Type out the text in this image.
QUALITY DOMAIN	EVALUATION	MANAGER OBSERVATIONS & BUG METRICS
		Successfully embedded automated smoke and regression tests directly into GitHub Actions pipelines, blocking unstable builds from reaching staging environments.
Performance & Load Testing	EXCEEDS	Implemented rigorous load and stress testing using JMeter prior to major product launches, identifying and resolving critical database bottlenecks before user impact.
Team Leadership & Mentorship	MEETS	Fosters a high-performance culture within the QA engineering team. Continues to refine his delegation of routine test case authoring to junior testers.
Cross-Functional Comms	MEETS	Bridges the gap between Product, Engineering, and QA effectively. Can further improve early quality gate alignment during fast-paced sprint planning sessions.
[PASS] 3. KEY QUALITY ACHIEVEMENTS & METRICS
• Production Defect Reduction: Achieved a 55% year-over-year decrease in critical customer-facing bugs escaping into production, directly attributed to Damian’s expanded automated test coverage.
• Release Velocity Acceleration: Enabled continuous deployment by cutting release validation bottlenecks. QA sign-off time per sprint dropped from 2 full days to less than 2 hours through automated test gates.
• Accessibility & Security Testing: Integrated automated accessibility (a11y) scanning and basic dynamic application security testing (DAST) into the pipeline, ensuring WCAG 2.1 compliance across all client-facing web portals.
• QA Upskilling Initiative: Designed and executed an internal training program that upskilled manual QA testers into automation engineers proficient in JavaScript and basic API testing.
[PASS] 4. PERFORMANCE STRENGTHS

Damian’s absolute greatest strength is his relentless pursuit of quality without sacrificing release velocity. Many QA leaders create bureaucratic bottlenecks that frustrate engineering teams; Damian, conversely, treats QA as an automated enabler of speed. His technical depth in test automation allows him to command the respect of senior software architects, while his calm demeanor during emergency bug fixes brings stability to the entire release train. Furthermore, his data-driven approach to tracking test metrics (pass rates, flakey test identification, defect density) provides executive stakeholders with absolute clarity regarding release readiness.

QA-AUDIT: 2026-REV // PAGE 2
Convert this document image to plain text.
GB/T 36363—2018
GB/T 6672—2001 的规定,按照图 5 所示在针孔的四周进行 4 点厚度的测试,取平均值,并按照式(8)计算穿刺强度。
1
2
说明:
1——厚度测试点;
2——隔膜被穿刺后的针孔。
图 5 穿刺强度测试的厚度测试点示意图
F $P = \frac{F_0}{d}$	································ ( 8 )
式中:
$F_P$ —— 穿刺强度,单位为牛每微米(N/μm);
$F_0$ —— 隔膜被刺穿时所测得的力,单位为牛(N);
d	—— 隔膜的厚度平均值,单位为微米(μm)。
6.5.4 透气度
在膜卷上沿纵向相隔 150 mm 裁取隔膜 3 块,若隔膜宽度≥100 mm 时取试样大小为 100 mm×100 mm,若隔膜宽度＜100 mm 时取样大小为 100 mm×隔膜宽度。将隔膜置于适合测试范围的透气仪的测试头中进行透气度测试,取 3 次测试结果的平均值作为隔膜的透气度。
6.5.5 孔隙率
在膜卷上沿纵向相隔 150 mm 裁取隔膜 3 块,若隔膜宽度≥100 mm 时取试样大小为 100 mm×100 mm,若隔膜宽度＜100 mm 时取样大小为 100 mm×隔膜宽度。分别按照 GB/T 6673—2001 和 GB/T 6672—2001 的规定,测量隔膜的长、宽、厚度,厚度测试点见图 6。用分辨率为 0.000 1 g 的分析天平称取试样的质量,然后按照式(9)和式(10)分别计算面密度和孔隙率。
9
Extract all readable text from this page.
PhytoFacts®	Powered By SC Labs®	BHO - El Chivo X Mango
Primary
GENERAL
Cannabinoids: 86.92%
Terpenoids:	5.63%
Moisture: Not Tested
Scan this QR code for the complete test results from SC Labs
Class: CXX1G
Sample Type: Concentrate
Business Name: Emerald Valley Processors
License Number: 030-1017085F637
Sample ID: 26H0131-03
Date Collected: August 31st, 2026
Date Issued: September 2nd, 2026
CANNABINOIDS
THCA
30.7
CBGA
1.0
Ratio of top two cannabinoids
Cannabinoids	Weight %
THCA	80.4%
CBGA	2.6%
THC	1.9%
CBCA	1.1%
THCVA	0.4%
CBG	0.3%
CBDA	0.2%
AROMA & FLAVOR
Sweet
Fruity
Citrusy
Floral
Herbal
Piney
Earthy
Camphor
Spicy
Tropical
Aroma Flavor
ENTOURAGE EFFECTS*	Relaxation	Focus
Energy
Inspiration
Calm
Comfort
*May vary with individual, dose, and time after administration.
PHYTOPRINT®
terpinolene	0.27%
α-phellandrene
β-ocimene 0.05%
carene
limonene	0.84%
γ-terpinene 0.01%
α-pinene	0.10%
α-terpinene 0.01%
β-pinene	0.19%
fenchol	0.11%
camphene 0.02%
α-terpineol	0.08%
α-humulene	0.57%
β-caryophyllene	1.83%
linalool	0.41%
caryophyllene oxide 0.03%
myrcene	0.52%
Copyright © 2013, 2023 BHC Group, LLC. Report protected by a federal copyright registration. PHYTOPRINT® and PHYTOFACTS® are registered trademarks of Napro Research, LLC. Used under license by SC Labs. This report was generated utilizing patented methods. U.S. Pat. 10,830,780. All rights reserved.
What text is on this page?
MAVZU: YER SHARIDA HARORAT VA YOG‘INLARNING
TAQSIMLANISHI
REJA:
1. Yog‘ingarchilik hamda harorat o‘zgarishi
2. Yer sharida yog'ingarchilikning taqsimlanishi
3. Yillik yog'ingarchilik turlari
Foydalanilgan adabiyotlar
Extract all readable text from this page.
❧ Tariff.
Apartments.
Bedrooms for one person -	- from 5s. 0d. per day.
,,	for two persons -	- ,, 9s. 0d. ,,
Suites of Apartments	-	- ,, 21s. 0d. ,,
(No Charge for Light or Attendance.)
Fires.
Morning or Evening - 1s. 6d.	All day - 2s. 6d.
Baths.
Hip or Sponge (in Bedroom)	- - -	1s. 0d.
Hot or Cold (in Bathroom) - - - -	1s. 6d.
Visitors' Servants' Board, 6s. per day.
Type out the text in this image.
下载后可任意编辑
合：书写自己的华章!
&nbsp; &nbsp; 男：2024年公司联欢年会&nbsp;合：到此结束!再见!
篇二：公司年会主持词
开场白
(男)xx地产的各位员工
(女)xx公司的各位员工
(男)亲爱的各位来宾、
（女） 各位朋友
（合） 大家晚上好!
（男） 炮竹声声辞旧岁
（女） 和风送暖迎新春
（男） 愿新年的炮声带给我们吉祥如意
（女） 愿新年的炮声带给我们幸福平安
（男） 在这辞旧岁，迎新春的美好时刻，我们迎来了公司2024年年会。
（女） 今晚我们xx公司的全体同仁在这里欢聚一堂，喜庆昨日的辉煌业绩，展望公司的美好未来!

==*==

## WHAT YOU NEED TO DO
Check each line of the records for the word "directly", and show the lines that contain it.

## REPLY
		Successfully embedded automated smoke and regression tests directly into GitHub Actions pipelines, blocking unstable builds from reaching staging environments.
• Production Defect Reduction: Achieved a 55% year-over-year decrease in critical customer-facing bugs escaping into production, directly attributed to Damian’s expanded automated test coverage.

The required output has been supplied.